• [GOAL] Reading the listing below, count the lines that contain the word "ยอาช" and give that count alone.

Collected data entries
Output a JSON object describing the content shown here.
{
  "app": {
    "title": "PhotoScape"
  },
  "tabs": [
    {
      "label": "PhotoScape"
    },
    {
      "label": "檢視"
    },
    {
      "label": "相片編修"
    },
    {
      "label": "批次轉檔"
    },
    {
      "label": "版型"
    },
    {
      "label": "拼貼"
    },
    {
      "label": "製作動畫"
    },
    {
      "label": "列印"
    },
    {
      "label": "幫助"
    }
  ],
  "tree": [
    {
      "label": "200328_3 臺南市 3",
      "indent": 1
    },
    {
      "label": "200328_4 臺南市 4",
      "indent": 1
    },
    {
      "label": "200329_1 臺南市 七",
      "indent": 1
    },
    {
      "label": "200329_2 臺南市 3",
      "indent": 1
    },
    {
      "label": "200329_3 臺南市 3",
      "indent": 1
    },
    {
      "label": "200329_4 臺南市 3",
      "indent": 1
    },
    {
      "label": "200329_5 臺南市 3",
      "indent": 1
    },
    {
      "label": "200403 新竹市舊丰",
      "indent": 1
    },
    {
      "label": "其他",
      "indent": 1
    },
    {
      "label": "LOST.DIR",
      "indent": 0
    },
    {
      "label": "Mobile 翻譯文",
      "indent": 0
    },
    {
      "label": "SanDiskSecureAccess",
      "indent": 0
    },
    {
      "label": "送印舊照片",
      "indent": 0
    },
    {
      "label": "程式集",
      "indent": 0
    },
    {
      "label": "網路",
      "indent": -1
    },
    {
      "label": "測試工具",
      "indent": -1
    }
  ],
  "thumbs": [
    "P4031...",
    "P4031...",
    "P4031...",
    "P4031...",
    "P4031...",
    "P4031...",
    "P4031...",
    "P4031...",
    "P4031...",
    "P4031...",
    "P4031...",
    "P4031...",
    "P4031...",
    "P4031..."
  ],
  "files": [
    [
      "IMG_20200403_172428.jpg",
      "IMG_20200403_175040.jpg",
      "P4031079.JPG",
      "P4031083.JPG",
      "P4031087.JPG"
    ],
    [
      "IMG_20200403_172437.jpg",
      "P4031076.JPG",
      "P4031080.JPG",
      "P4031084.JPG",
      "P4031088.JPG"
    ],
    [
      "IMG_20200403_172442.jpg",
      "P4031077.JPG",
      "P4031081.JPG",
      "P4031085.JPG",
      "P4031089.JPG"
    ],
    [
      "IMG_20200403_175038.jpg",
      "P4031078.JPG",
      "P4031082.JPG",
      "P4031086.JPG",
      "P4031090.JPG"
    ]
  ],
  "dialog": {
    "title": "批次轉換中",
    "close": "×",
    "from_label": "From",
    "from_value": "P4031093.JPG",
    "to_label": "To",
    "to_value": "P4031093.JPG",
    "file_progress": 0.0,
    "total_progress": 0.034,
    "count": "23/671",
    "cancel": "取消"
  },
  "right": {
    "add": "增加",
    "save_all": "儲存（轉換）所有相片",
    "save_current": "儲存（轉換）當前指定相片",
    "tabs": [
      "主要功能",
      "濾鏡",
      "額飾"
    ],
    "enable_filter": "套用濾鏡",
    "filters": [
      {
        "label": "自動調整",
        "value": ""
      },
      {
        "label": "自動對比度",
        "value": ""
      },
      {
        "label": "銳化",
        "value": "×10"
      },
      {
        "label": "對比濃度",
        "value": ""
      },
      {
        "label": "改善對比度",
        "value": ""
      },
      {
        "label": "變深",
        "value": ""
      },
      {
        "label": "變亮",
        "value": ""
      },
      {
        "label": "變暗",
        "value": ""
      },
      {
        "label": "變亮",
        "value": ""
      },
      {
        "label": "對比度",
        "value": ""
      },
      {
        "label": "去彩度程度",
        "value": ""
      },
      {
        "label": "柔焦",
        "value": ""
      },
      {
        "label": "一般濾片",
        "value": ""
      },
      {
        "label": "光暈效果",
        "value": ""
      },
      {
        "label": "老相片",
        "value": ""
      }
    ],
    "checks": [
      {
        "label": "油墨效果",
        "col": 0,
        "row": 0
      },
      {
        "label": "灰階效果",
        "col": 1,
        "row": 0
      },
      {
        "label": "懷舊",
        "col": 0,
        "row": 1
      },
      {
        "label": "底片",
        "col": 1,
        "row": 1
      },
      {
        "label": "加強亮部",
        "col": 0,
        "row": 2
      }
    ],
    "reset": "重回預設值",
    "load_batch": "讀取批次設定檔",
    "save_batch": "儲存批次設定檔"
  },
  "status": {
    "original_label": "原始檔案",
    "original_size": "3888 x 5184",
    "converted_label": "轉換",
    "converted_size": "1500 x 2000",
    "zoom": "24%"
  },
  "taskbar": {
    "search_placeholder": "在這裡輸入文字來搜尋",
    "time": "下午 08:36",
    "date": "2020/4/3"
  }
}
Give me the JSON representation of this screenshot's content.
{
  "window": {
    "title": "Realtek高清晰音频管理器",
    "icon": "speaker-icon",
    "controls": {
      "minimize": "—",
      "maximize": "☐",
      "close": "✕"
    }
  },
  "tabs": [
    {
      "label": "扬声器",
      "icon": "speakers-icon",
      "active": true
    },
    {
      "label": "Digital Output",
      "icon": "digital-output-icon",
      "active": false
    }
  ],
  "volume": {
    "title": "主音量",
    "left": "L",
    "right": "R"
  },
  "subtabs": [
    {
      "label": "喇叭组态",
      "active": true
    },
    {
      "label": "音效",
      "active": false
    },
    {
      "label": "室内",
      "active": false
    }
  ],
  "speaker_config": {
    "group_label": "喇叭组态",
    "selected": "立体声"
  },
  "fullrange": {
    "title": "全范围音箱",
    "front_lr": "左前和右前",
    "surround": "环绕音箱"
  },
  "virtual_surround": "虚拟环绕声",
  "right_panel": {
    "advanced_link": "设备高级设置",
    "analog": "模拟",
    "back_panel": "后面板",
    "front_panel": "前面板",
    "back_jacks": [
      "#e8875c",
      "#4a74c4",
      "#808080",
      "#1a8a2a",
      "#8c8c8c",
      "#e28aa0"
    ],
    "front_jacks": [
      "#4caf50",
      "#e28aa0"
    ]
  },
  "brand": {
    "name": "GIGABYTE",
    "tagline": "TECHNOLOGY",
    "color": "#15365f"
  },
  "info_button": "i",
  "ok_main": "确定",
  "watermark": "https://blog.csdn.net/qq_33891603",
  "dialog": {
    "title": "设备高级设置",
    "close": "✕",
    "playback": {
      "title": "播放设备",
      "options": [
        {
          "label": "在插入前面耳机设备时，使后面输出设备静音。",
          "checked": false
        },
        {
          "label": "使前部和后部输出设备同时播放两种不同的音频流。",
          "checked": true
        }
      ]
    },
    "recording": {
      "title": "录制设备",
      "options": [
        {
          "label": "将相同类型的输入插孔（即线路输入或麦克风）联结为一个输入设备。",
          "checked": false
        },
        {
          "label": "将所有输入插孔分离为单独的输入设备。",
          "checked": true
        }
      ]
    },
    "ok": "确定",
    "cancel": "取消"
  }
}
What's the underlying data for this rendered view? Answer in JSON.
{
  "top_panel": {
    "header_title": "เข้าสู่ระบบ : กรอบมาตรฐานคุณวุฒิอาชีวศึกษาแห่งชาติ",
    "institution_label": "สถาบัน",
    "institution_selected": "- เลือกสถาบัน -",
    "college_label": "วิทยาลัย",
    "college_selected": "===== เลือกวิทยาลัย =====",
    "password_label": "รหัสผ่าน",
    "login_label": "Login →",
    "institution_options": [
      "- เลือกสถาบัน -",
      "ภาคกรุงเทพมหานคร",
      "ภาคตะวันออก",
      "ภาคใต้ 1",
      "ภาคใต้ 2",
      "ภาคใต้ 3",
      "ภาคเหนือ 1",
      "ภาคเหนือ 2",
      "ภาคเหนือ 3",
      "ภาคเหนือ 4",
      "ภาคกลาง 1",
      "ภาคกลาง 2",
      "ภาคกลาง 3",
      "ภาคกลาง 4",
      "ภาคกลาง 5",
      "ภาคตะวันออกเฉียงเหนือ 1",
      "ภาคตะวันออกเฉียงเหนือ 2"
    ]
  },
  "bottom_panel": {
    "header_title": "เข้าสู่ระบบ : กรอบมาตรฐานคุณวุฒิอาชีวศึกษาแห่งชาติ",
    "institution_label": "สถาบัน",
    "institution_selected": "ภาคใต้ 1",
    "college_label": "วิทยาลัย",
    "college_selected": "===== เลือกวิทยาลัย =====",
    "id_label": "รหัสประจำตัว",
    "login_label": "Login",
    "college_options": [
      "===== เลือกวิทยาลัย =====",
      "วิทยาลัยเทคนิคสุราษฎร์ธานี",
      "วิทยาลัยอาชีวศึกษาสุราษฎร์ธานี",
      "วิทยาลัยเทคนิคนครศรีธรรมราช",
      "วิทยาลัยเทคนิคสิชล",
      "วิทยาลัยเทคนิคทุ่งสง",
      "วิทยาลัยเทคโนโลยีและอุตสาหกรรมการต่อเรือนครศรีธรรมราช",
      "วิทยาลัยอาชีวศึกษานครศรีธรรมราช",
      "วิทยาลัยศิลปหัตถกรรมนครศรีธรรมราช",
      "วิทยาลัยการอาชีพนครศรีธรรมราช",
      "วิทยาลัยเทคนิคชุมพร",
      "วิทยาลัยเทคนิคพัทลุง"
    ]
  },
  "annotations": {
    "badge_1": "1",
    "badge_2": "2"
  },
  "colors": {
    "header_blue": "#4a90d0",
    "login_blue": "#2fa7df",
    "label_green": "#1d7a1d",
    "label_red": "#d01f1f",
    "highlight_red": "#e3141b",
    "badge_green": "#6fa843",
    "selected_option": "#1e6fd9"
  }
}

• [EXERCISE ANSWER] 2